- _Short problem_
All of the data needs to be repeated exactly.

- _Data supplied_
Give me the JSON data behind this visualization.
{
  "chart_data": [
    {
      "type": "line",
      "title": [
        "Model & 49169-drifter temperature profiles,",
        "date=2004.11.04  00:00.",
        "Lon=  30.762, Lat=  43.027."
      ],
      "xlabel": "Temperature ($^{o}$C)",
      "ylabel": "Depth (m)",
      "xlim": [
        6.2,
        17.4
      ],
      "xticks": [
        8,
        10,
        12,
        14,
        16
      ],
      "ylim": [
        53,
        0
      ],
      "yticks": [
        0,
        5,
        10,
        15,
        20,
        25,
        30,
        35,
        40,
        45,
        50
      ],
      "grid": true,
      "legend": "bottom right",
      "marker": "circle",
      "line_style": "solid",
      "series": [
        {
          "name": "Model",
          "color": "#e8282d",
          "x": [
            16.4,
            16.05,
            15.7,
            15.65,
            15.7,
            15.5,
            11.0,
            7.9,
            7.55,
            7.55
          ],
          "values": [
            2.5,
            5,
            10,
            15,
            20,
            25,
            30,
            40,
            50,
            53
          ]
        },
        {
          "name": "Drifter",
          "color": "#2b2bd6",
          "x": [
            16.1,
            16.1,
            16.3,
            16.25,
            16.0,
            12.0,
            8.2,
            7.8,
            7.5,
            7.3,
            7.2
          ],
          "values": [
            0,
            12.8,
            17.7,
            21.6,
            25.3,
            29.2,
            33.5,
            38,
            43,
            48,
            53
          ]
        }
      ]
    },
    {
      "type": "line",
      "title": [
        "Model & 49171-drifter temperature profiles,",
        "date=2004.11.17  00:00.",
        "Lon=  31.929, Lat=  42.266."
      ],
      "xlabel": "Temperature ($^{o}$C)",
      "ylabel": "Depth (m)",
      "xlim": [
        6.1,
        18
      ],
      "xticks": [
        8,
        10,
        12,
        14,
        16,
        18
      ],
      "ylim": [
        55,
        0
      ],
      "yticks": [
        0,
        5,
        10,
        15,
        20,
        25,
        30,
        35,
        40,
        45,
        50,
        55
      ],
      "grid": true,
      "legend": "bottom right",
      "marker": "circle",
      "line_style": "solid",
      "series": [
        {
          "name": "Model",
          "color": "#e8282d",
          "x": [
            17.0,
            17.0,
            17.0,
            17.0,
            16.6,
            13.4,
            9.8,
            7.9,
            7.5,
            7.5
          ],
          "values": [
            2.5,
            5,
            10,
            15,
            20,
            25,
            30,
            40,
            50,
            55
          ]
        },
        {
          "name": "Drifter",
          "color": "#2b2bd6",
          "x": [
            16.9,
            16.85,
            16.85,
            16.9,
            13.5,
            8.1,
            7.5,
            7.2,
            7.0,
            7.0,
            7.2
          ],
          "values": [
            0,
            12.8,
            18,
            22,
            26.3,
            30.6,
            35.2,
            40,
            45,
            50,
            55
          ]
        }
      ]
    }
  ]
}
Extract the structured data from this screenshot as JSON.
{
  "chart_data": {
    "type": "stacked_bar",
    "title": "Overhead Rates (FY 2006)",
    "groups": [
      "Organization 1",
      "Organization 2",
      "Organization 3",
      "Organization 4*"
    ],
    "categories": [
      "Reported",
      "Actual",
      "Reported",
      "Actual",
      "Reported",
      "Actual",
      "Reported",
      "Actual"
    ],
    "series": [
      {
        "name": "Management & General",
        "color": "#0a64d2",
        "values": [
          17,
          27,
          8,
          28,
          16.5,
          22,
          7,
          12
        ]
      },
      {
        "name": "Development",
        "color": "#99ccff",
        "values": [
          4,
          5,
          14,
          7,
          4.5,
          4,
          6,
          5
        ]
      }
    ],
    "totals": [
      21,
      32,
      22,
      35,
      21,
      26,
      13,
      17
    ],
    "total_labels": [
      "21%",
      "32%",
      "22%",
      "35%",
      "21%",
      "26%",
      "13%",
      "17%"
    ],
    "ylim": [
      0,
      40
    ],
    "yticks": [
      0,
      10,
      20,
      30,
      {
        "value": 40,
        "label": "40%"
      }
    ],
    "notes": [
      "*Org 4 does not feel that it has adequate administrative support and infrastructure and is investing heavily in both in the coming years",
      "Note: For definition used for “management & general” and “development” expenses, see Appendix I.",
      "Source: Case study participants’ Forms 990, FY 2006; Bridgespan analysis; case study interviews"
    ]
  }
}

- _Solution for this problem_
Give me the JSON data behind this visualization.
{
  "chart_data": [
    {
      "type": "line",
      "title": [
        "Model & 49169-drifter temperature profiles,",
        "date=2004.11.04  00:00.",
        "Lon=  30.762, Lat=  43.027."
      ],
      "xlabel": "Temperature ($^{o}$C)",
      "ylabel": "Depth (m)",
      "xlim": [
        6.2,
        17.4
      ],
      "xticks": [
        8,
        10,
        12,
        14,
        16
      ],
      "ylim": [
        53,
        0
      ],
      "yticks": [
        0,
        5,
        10,
        15,
        20,
        25,
        30,
        35,
        40,
        45,
        50
      ],
      "grid": true,
      "legend": "bottom right",
      "marker": "circle",
      "line_style": "solid",
      "series": [
        {
          "name": "Model",
          "color": "#e8282d",
          "x": [
            16.4,
            16.05,
            15.7,
            15.65,
            15.7,
            15.5,
            11.0,
            7.9,
            7.55,
            7.55
          ],
          "values": [
            2.5,
            5,
            10,
            15,
            20,
            25,
            30,
            40,
            50,
            53
          ]
        },
        {
          "name": "Drifter",
          "color": "#2b2bd6",
          "x": [
            16.1,
            16.1,
            16.3,
            16.25,
            16.0,
            12.0,
            8.2,
            7.8,
            7.5,
            7.3,
            7.2
          ],
          "values": [
            0,
            12.8,
            17.7,
            21.6,
            25.3,
            29.2,
            33.5,
            38,
            43,
            48,
            53
          ]
        }
      ]
    },
    {
      "type": "line",
      "title": [
        "Model & 49171-drifter temperature profiles,",
        "date=2004.11.17  00:00.",
        "Lon=  31.929, Lat=  42.266."
      ],
      "xlabel": "Temperature ($^{o}$C)",
      "ylabel": "Depth (m)",
      "xlim": [
        6.1,
        18
      ],
      "xticks": [
        8,
        10,
        12,
        14,
        16,
        18
      ],
      "ylim": [
        55,
        0
      ],
      "yticks": [
        0,
        5,
        10,
        15,
        20,
        25,
        30,
        35,
        40,
        45,
        50,
        55
      ],
      "grid": true,
      "legend": "bottom right",
      "marker": "circle",
      "line_style": "solid",
      "series": [
        {
          "name": "Model",
          "color": "#e8282d",
          "x": [
            17.0,
            17.0,
            17.0,
            17.0,
            16.6,
            13.4,
            9.8,
            7.9,
            7.5,
            7.5
          ],
          "values": [
            2.5,
            5,
            10,
            15,
            20,
            25,
            30,
            40,
            50,
            55
          ]
        },
        {
          "name": "Drifter",
          "color": "#2b2bd6",
          "x": [
            16.9,
            16.85,
            16.85,
            16.9,
            13.5,
            8.1,
            7.5,
            7.2,
            7.0,
            7.0,
            7.2
          ],
          "values": [
            0,
            12.8,
            18,
            22,
            26.3,
            30.6,
            35.2,
            40,
            45,
            50,
            55
          ]
        }
      ]
    }
  ]
}
Extract the structured data from this screenshot as JSON.
{
  "chart_data": {
    "type": "stacked_bar",
    "title": "Overhead Rates (FY 2006)",
    "groups": [
      "Organization 1",
      "Organization 2",
      "Organization 3",
      "Organization 4*"
    ],
    "categories": [
      "Reported",
      "Actual",
      "Reported",
      "Actual",
      "Reported",
      "Actual",
      "Reported",
      "Actual"
    ],
    "series": [
      {
        "name": "Management & General",
        "color": "#0a64d2",
        "values": [
          17,
          27,
          8,
          28,
          16.5,
          22,
          7,
          12
        ]
      },
      {
        "name": "Development",
        "color": "#99ccff",
        "values": [
          4,
          5,
          14,
          7,
          4.5,
          4,
          6,
          5
        ]
      }
    ],
    "totals": [
      21,
      32,
      22,
      35,
      21,
      26,
      13,
      17
    ],
    "total_labels": [
      "21%",
      "32%",
      "22%",
      "35%",
      "21%",
      "26%",
      "13%",
      "17%"
    ],
    "ylim": [
      0,
      40
    ],
    "yticks": [
      0,
      10,
      20,
      30,
      {
        "value": 40,
        "label": "40%"
      }
    ],
    "notes": [
      "*Org 4 does not feel that it has adequate administrative support and infrastructure and is investing heavily in both in the coming years",
      "Note: For definition used for “management & general” and “development” expenses, see Appendix I.",
      "Source: Case study participants’ Forms 990, FY 2006; Bridgespan analysis; case study interviews"
    ]
  }
}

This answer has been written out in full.